**Work to do**
Copy the listing verbatim, excluding any images found in it.

## begin Records provided

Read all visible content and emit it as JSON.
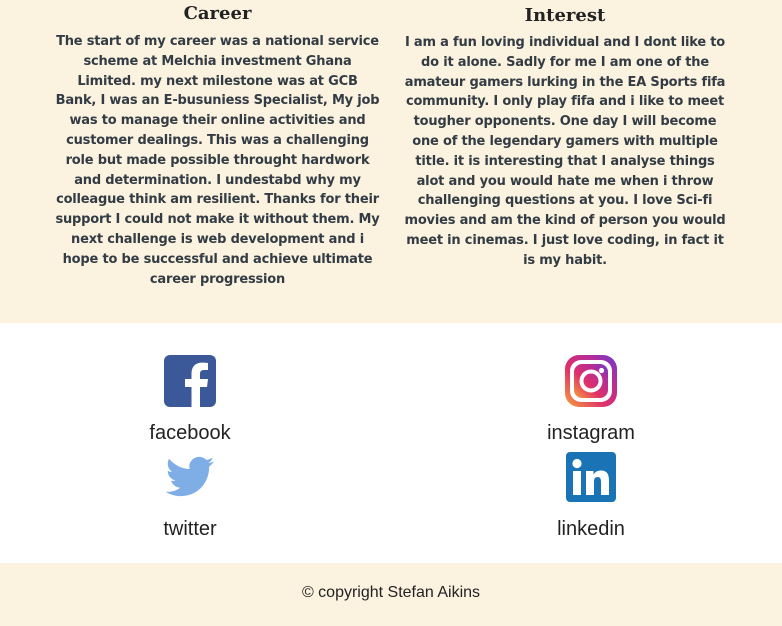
{
  "career": {
    "title": "Career",
    "text": "The start of my career was a national service scheme at Melchia investment Ghana Limited. my next milestone was at GCB Bank, I was an E-busuniess Specialist, My job was to manage their online activities and customer dealings. This was a challenging role but made possible throught hardwork and determination. I undestabd why my colleague think am resilient. Thanks for their support I could not make it without them. My next challenge is web development and i hope to be successful and achieve ultimate career progression"
  },
  "interest": {
    "title": "Interest",
    "text": "I am a fun loving individual and I dont like to do it alone. Sadly for me I am one of the amateur gamers lurking in the EA Sports fifa community. I only play fifa and i like to meet tougher opponents. One day I will become one of the legendary gamers with multiple title. it is interesting that I analyse things alot and you would hate me when i throw challenging questions at you. I love Sci-fi movies and am the kind of person you would meet in cinemas. I just love coding, in fact it is my habit."
  },
  "social": {
    "facebook": {
      "label": "facebook",
      "icon": "facebook-icon",
      "color": "#3b5998"
    },
    "instagram": {
      "label": "instagram",
      "icon": "instagram-icon",
      "color": "#c13584"
    },
    "twitter": {
      "label": "twitter",
      "icon": "twitter-icon",
      "color": "#7faee6"
    },
    "linkedin": {
      "label": "linkedin",
      "icon": "linkedin-icon",
      "color": "#1a73b5"
    }
  },
  "footer": {
    "copyright": "© copyright Stefan Aikins"
  },
  "colors": {
    "section_background": "#fbf2df",
    "text": "#333c44"
  }
}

## end Records provided

**Task response**
Read all visible content and emit it as JSON.
{
  "career": {
    "title": "Career",
    "text": "The start of my career was a national service scheme at Melchia investment Ghana Limited. my next milestone was at GCB Bank, I was an E-busuniess Specialist, My job was to manage their online activities and customer dealings. This was a challenging role but made possible throught hardwork and determination. I undestabd why my colleague think am resilient. Thanks for their support I could not make it without them. My next challenge is web development and i hope to be successful and achieve ultimate career progression"
  },
  "interest": {
    "title": "Interest",
    "text": "I am a fun loving individual and I dont like to do it alone. Sadly for me I am one of the amateur gamers lurking in the EA Sports fifa community. I only play fifa and i like to meet tougher opponents. One day I will become one of the legendary gamers with multiple title. it is interesting that I analyse things alot and you would hate me when i throw challenging questions at you. I love Sci-fi movies and am the kind of person you would meet in cinemas. I just love coding, in fact it is my habit."
  },
  "social": {
    "facebook": {
      "label": "facebook",
      "icon": "facebook-icon",
      "color": "#3b5998"
    },
    "instagram": {
      "label": "instagram",
      "icon": "instagram-icon",
      "color": "#c13584"
    },
    "twitter": {
      "label": "twitter",
      "icon": "twitter-icon",
      "color": "#7faee6"
    },
    "linkedin": {
      "label": "linkedin",
      "icon": "linkedin-icon",
      "color": "#1a73b5"
    }
  },
  "footer": {
    "copyright": "© copyright Stefan Aikins"
  },
  "colors": {
    "section_background": "#fbf2df",
    "text": "#333c44"
  }
}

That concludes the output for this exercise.